### STATED GOAL:
Could you write out every entry exactly as it stands?

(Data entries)

####################

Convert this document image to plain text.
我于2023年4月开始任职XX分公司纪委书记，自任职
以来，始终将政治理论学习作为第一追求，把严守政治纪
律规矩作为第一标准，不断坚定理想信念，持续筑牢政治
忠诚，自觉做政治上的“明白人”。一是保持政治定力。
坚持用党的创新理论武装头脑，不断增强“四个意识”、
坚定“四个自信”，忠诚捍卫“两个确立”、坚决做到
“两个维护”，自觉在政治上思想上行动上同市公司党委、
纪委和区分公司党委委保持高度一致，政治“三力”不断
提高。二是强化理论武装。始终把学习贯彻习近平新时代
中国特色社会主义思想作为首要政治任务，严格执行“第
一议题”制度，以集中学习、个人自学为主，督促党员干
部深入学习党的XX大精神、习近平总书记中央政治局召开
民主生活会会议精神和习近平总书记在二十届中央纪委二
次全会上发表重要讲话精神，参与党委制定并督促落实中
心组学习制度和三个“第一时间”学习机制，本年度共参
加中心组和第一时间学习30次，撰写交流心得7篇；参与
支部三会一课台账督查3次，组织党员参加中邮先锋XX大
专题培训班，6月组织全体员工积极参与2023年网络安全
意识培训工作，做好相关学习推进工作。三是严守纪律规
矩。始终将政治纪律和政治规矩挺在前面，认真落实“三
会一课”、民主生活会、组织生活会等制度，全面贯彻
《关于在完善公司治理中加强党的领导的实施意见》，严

####################

### WRITTEN REPLY:
Convert this document image to plain text.
我于2023年4月开始任职XX分公司纪委书记，自任职
以来，始终将政治理论学习作为第一追求，把严守政治纪
律规矩作为第一标准，不断坚定理想信念，持续筑牢政治
忠诚，自觉做政治上的“明白人”。一是保持政治定力。
坚持用党的创新理论武装头脑，不断增强“四个意识”、
坚定“四个自信”，忠诚捍卫“两个确立”、坚决做到
“两个维护”，自觉在政治上思想上行动上同市公司党委、
纪委和区分公司党委委保持高度一致，政治“三力”不断
提高。二是强化理论武装。始终把学习贯彻习近平新时代
中国特色社会主义思想作为首要政治任务，严格执行“第
一议题”制度，以集中学习、个人自学为主，督促党员干
部深入学习党的XX大精神、习近平总书记中央政治局召开
民主生活会会议精神和习近平总书记在二十届中央纪委二
次全会上发表重要讲话精神，参与党委制定并督促落实中
心组学习制度和三个“第一时间”学习机制，本年度共参
加中心组和第一时间学习30次，撰写交流心得7篇；参与
支部三会一课台账督查3次，组织党员参加中邮先锋XX大
专题培训班，6月组织全体员工积极参与2023年网络安全
意识培训工作，做好相关学习推进工作。三是严守纪律规
矩。始终将政治纪律和政治规矩挺在前面，认真落实“三
会一课”、民主生活会、组织生活会等制度，全面贯彻
《关于在完善公司治理中加强党的领导的实施意见》，严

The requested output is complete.